* Records supplied:
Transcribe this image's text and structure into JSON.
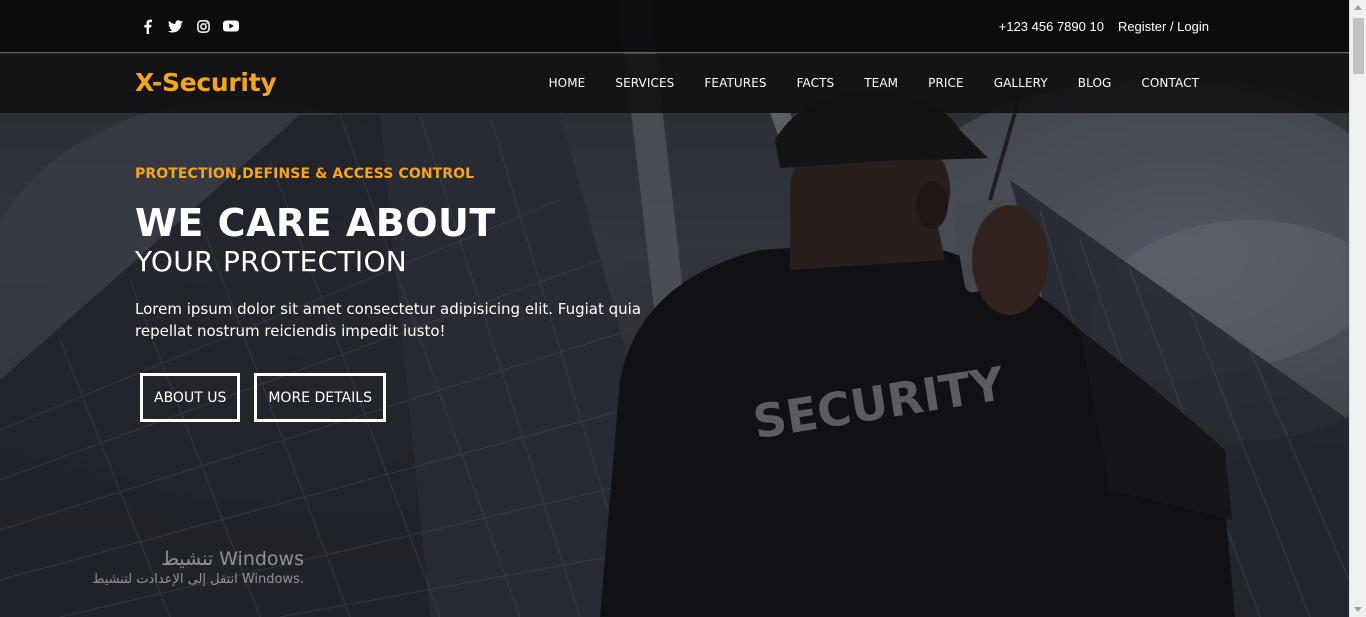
{
  "topbar": {
    "social": [
      {
        "icon": "facebook-icon"
      },
      {
        "icon": "twitter-icon"
      },
      {
        "icon": "instagram-icon"
      },
      {
        "icon": "youtube-icon"
      }
    ],
    "phone": "+123 456 7890 10",
    "auth_label": "Register / Login"
  },
  "nav": {
    "logo": "X-Security",
    "items": [
      "HOME",
      "SERVICES",
      "FEATURES",
      "FACTS",
      "TEAM",
      "PRICE",
      "GALLERY",
      "BLOG",
      "CONTACT"
    ]
  },
  "hero": {
    "kicker": "PROTECTION,DEFINSE & ACCESS CONTROL",
    "headline": "WE CARE ABOUT",
    "subheadline": "YOUR PROTECTION",
    "lead": "Lorem ipsum dolor sit amet consectetur adipisicing elit. Fugiat quia repellat nostrum reiciendis impedit iusto!",
    "buttons": {
      "about": "ABOUT US",
      "details": "MORE DETAILS"
    },
    "jacket_text": "SECURITY"
  },
  "system": {
    "activation_title": "تنشيط Windows",
    "activation_subtitle": "انتقل إلى الإعدادت لتنشيط Windows."
  },
  "colors": {
    "accent": "#f5a51c",
    "bar_bg": "#08080a",
    "text": "#ffffff"
  }
}
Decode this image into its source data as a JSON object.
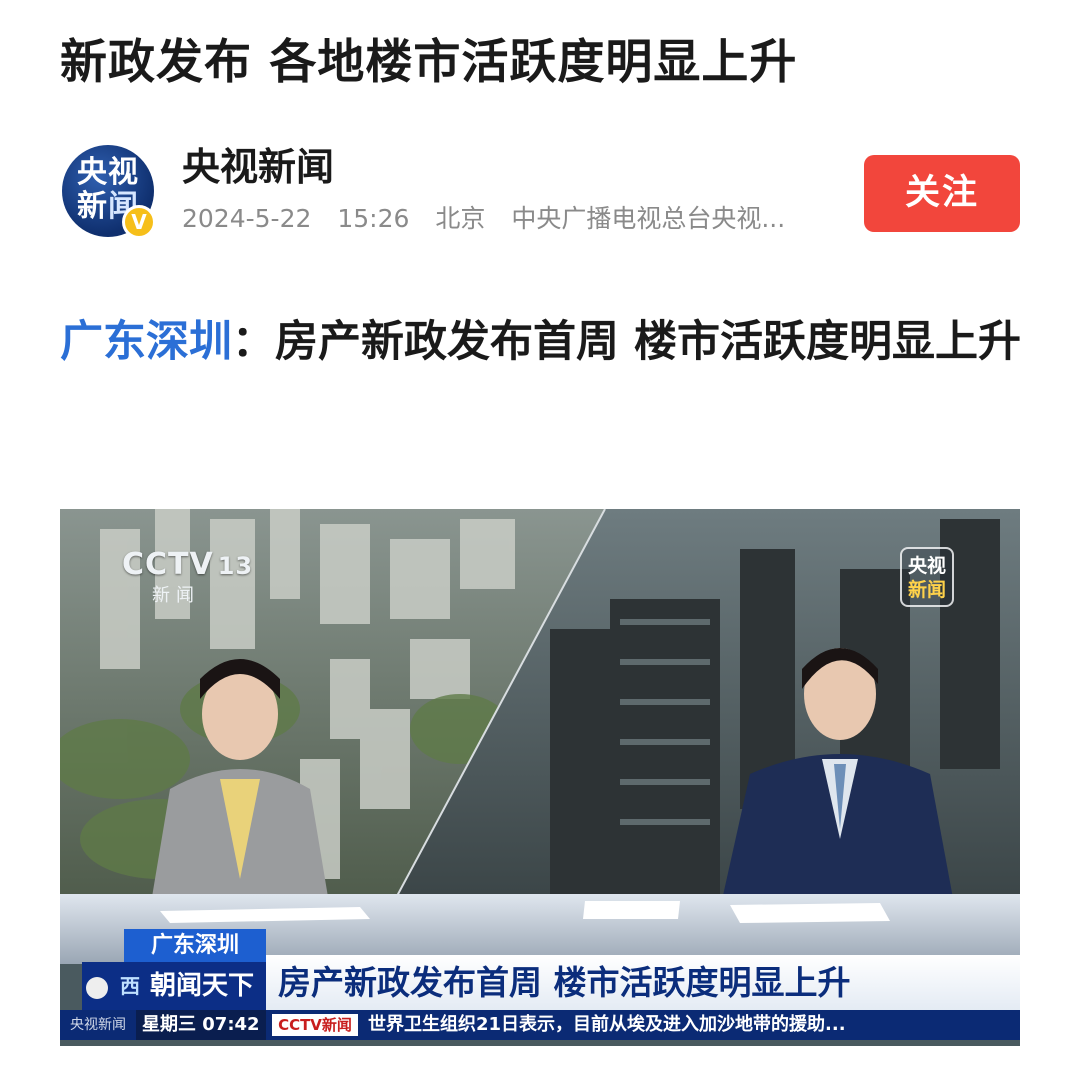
{
  "article": {
    "headline": "新政发布 各地楼市活跃度明显上升",
    "subhead_location": "广东深圳",
    "subhead_separator": "：",
    "subhead_text": "房产新政发布首周 楼市活跃度明显上升"
  },
  "author": {
    "name": "央视新闻",
    "avatar_line1": "央视",
    "avatar_line2a": "新",
    "avatar_line2b": "闻",
    "verified_mark": "V",
    "date": "2024-5-22",
    "time": "15:26",
    "location": "北京",
    "source": "中央广播电视总台央视..."
  },
  "actions": {
    "follow_label": "关注"
  },
  "video": {
    "channel_logo": "CCTV",
    "channel_number": "13",
    "channel_sub": "新闻",
    "corner_badge_line1": "央视",
    "corner_badge_line2": "新闻",
    "caption_location": "广东深圳",
    "program_prefix": "西",
    "program_name": "朝闻天下",
    "caption_main": "房产新政发布首周 楼市活跃度明显上升",
    "side_label": "央视新闻",
    "weekday_time": "星期三  07:42",
    "ticker_channel": "CCTV新闻",
    "ticker_text": "世界卫生组织21日表示，目前从埃及进入加沙地带的援助..."
  },
  "colors": {
    "follow": "#f2463c",
    "location_blue": "#2b6fd6",
    "caption_navy": "#0b2d7c"
  }
}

* Your instructions:
Provide the number of lines in the data above that contain the string "房产新政发布首周", and nothing else.

* Exercise response:
2